• [Listed records]
• • •

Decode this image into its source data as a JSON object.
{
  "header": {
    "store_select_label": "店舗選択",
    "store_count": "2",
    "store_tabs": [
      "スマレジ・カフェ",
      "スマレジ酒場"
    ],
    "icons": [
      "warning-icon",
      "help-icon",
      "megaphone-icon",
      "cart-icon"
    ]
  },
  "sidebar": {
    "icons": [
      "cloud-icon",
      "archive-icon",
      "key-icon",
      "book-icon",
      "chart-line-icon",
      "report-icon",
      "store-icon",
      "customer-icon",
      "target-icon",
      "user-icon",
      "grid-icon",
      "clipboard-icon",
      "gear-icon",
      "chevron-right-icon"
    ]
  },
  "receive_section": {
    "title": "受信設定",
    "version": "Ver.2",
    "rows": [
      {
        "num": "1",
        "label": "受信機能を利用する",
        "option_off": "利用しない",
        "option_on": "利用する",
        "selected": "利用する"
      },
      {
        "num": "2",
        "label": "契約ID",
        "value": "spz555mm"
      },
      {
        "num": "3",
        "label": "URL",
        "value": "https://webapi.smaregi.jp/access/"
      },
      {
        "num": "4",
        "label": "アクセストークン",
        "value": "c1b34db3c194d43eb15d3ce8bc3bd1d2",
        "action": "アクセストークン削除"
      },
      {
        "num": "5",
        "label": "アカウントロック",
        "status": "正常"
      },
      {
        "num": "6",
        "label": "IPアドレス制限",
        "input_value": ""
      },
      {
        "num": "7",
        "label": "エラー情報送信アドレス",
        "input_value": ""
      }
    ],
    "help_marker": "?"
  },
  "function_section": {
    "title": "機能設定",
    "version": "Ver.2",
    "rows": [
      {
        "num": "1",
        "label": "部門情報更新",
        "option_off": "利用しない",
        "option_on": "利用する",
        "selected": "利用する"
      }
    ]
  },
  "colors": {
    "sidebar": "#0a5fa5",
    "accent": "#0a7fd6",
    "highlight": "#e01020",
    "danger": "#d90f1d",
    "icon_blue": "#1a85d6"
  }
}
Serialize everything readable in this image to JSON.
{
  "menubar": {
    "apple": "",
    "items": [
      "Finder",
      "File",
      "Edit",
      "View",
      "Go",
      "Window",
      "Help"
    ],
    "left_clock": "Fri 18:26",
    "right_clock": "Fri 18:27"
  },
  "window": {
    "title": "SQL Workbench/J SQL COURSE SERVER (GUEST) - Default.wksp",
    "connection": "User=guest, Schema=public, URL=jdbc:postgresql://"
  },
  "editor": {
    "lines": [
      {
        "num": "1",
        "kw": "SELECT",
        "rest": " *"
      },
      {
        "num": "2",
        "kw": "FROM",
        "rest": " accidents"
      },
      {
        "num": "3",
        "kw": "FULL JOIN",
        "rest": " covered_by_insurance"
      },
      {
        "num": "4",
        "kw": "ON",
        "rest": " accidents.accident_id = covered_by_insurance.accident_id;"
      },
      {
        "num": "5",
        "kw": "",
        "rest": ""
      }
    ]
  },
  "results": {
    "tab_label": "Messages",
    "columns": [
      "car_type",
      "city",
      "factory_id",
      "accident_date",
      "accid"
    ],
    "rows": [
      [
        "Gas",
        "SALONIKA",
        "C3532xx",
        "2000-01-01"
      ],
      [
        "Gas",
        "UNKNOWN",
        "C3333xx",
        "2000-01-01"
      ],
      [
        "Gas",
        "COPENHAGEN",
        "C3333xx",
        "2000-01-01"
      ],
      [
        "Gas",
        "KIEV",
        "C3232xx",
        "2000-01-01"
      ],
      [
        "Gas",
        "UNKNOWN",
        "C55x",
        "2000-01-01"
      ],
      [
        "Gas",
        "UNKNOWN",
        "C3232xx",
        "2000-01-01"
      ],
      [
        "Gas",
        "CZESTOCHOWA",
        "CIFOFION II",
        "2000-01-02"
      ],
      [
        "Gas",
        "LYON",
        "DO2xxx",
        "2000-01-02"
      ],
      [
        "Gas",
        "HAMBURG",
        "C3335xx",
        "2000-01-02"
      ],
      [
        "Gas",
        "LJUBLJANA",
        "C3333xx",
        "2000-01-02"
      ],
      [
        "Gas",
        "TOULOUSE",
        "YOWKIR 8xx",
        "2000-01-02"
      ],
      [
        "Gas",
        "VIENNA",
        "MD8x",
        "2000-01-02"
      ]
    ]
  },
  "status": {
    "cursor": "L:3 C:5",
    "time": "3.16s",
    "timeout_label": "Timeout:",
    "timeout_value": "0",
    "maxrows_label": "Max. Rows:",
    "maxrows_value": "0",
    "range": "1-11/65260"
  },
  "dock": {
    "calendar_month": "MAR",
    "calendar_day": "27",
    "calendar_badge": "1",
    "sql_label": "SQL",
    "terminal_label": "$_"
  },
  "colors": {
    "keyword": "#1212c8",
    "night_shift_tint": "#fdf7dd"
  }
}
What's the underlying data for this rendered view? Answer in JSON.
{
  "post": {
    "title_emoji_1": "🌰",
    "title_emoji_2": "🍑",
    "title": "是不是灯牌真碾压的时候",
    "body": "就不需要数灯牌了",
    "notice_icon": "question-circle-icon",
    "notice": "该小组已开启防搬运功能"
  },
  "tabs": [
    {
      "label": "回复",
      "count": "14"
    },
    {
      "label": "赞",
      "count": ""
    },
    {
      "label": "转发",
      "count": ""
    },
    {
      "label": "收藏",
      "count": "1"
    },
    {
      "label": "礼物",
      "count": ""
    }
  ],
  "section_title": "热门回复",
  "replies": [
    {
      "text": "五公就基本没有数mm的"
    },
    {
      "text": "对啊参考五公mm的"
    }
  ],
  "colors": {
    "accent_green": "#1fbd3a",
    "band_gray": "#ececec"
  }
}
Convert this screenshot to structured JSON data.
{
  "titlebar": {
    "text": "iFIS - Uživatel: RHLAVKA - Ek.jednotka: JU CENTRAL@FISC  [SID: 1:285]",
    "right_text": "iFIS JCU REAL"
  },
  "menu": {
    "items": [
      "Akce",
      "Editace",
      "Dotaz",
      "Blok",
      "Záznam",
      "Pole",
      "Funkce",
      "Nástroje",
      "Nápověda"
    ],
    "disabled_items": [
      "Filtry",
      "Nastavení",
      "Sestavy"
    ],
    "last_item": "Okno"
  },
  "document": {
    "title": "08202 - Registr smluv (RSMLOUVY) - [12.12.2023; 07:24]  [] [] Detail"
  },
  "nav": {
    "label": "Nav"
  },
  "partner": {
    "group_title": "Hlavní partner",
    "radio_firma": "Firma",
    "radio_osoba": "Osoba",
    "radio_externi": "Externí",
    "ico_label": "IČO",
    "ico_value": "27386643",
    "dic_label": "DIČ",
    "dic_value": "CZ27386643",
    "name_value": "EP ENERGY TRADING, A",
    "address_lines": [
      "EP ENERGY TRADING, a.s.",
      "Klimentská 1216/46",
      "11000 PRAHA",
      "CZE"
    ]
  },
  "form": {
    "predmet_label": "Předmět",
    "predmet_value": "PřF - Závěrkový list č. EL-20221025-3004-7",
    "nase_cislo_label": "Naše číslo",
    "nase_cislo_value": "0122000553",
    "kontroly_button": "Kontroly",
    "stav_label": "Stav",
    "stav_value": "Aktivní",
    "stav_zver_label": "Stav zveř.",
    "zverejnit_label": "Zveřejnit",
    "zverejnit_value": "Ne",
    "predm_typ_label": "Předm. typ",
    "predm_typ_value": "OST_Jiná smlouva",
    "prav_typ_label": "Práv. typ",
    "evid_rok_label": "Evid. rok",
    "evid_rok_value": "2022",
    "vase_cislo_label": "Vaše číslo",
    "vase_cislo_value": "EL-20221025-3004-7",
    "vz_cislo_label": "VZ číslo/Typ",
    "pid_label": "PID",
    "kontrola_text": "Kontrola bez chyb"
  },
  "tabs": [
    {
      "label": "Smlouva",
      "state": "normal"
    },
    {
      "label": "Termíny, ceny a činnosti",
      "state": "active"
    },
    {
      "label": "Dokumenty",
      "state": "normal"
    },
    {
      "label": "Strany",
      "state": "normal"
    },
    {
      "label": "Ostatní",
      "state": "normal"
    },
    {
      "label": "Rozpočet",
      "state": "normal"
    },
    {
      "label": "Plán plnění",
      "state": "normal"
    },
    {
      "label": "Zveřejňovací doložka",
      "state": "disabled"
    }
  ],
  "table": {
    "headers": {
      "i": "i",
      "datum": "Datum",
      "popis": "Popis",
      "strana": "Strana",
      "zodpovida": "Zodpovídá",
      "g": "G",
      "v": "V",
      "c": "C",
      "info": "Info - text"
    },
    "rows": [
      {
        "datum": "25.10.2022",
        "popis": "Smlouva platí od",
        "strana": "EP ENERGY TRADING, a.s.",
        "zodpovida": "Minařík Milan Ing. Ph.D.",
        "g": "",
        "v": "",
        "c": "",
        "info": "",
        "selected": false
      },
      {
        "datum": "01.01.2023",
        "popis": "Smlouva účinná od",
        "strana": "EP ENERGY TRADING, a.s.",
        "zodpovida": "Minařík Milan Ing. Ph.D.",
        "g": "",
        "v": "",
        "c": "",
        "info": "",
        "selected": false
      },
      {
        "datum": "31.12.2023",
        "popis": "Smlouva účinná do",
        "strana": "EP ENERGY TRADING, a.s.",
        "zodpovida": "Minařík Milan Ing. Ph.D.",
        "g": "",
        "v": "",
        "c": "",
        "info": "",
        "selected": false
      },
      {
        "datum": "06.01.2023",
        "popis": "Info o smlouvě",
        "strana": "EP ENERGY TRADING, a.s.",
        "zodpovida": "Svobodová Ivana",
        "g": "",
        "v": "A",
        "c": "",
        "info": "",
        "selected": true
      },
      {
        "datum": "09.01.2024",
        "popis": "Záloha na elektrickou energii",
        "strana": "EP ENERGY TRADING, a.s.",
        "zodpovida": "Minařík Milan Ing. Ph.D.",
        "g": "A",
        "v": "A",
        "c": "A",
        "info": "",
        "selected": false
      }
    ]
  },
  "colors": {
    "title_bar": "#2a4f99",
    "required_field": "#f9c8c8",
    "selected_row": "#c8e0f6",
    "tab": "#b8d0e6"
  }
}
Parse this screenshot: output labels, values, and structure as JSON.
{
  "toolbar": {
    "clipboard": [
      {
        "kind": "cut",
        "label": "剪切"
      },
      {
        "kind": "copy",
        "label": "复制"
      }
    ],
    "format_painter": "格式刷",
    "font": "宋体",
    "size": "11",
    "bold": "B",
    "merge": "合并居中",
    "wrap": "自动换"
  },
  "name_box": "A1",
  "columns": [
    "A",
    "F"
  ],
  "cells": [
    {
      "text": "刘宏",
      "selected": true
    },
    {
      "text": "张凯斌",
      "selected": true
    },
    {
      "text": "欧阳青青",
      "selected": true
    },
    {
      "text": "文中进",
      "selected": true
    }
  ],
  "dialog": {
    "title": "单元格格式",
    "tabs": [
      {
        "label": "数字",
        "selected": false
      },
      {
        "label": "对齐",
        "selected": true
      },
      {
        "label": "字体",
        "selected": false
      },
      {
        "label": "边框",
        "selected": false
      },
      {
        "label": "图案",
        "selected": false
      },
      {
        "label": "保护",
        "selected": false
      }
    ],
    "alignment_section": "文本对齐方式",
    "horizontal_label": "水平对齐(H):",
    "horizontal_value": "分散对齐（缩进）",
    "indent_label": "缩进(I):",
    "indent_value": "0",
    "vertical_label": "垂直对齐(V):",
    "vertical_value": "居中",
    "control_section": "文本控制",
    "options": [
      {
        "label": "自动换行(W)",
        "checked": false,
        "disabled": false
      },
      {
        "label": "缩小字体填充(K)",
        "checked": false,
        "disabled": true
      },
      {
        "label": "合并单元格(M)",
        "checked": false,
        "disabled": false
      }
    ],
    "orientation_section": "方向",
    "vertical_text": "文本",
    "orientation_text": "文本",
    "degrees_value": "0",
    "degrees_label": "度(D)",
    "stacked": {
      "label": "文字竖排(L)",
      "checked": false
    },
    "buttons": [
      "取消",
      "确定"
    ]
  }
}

• • •

• [What is expected] Work out how many lines above contain the word "datum". Give only the number.

• [Written answer] 6